• Recorded data:

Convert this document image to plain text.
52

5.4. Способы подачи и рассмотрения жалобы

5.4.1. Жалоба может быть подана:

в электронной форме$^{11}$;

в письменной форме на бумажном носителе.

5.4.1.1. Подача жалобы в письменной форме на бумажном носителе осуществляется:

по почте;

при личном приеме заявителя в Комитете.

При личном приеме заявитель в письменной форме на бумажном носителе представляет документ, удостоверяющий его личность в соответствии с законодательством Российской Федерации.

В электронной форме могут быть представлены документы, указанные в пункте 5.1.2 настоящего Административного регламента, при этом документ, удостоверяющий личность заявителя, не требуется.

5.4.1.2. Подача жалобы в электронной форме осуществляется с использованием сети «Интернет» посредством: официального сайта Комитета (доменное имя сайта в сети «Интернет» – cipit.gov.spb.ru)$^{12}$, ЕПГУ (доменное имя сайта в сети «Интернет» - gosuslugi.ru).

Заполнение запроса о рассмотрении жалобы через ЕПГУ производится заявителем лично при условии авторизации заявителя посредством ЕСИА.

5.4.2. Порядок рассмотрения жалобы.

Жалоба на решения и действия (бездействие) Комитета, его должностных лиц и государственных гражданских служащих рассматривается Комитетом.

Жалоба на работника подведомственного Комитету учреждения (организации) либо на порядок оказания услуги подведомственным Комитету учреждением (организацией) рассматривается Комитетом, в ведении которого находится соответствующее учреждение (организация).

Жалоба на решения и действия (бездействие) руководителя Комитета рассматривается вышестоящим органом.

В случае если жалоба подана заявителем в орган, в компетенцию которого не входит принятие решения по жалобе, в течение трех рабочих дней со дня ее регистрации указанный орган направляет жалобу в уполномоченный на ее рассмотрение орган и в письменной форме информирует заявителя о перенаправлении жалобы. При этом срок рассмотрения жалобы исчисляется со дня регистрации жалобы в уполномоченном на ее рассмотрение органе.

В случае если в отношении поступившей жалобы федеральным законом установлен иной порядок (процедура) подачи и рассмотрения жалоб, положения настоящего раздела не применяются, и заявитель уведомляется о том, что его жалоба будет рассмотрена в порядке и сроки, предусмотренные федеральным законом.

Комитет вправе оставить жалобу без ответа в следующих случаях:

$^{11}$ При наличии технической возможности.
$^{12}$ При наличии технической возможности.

• Exercise directions:
Write every entry out again exactly.

• Solved exercise:
Convert this document image to plain text.
52

5.4. Способы подачи и рассмотрения жалобы

5.4.1. Жалоба может быть подана:

в электронной форме$^{11}$;

в письменной форме на бумажном носителе.

5.4.1.1. Подача жалобы в письменной форме на бумажном носителе осуществляется:

по почте;

при личном приеме заявителя в Комитете.

При личном приеме заявитель в письменной форме на бумажном носителе представляет документ, удостоверяющий его личность в соответствии с законодательством Российской Федерации.

В электронной форме могут быть представлены документы, указанные в пункте 5.1.2 настоящего Административного регламента, при этом документ, удостоверяющий личность заявителя, не требуется.

5.4.1.2. Подача жалобы в электронной форме осуществляется с использованием сети «Интернет» посредством: официального сайта Комитета (доменное имя сайта в сети «Интернет» – cipit.gov.spb.ru)$^{12}$, ЕПГУ (доменное имя сайта в сети «Интернет» - gosuslugi.ru).

Заполнение запроса о рассмотрении жалобы через ЕПГУ производится заявителем лично при условии авторизации заявителя посредством ЕСИА.

5.4.2. Порядок рассмотрения жалобы.

Жалоба на решения и действия (бездействие) Комитета, его должностных лиц и государственных гражданских служащих рассматривается Комитетом.

Жалоба на работника подведомственного Комитету учреждения (организации) либо на порядок оказания услуги подведомственным Комитету учреждением (организацией) рассматривается Комитетом, в ведении которого находится соответствующее учреждение (организация).

Жалоба на решения и действия (бездействие) руководителя Комитета рассматривается вышестоящим органом.

В случае если жалоба подана заявителем в орган, в компетенцию которого не входит принятие решения по жалобе, в течение трех рабочих дней со дня ее регистрации указанный орган направляет жалобу в уполномоченный на ее рассмотрение орган и в письменной форме информирует заявителя о перенаправлении жалобы. При этом срок рассмотрения жалобы исчисляется со дня регистрации жалобы в уполномоченном на ее рассмотрение органе.

В случае если в отношении поступившей жалобы федеральным законом установлен иной порядок (процедура) подачи и рассмотрения жалоб, положения настоящего раздела не применяются, и заявитель уведомляется о том, что его жалоба будет рассмотрена в порядке и сроки, предусмотренные федеральным законом.

Комитет вправе оставить жалобу без ответа в следующих случаях:

$^{11}$ При наличии технической возможности.
$^{12}$ При наличии технической возможности.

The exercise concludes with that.